- DATASET EXCERPTS -
____________________

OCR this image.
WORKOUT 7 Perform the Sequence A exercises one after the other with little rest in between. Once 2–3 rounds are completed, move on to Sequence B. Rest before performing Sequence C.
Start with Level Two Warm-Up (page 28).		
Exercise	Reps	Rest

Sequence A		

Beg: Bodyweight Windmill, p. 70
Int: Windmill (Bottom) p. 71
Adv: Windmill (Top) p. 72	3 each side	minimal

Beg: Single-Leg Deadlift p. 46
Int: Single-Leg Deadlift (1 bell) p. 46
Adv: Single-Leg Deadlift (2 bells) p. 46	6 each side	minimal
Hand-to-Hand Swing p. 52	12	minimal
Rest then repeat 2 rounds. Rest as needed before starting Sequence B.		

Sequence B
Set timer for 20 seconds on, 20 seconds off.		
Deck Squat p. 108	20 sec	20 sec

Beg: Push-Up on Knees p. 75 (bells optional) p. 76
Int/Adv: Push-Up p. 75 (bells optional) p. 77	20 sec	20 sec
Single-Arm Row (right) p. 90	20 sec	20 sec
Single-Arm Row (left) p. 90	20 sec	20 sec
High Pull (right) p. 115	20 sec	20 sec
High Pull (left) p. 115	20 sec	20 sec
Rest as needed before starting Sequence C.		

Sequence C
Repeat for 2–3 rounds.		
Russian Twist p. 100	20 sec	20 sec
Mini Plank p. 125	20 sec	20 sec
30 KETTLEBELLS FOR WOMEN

____________________

- STATED TASK -
Could you reproduce every record above exactly as it appears?

- WRITTEN RESPONSE -
OCR this image.
WORKOUT 7 Perform the Sequence A exercises one after the other with little rest in between. Once 2–3 rounds are completed, move on to Sequence B. Rest before performing Sequence C.
Start with Level Two Warm-Up (page 28).		
Exercise	Reps	Rest

Sequence A		

Beg: Bodyweight Windmill, p. 70
Int: Windmill (Bottom) p. 71
Adv: Windmill (Top) p. 72	3 each side	minimal

Beg: Single-Leg Deadlift p. 46
Int: Single-Leg Deadlift (1 bell) p. 46
Adv: Single-Leg Deadlift (2 bells) p. 46	6 each side	minimal
Hand-to-Hand Swing p. 52	12	minimal
Rest then repeat 2 rounds. Rest as needed before starting Sequence B.		

Sequence B
Set timer for 20 seconds on, 20 seconds off.		
Deck Squat p. 108	20 sec	20 sec

Beg: Push-Up on Knees p. 75 (bells optional) p. 76
Int/Adv: Push-Up p. 75 (bells optional) p. 77	20 sec	20 sec
Single-Arm Row (right) p. 90	20 sec	20 sec
Single-Arm Row (left) p. 90	20 sec	20 sec
High Pull (right) p. 115	20 sec	20 sec
High Pull (left) p. 115	20 sec	20 sec
Rest as needed before starting Sequence C.		

Sequence C
Repeat for 2–3 rounds.		
Russian Twist p. 100	20 sec	20 sec
Mini Plank p. 125	20 sec	20 sec
30 KETTLEBELLS FOR WOMEN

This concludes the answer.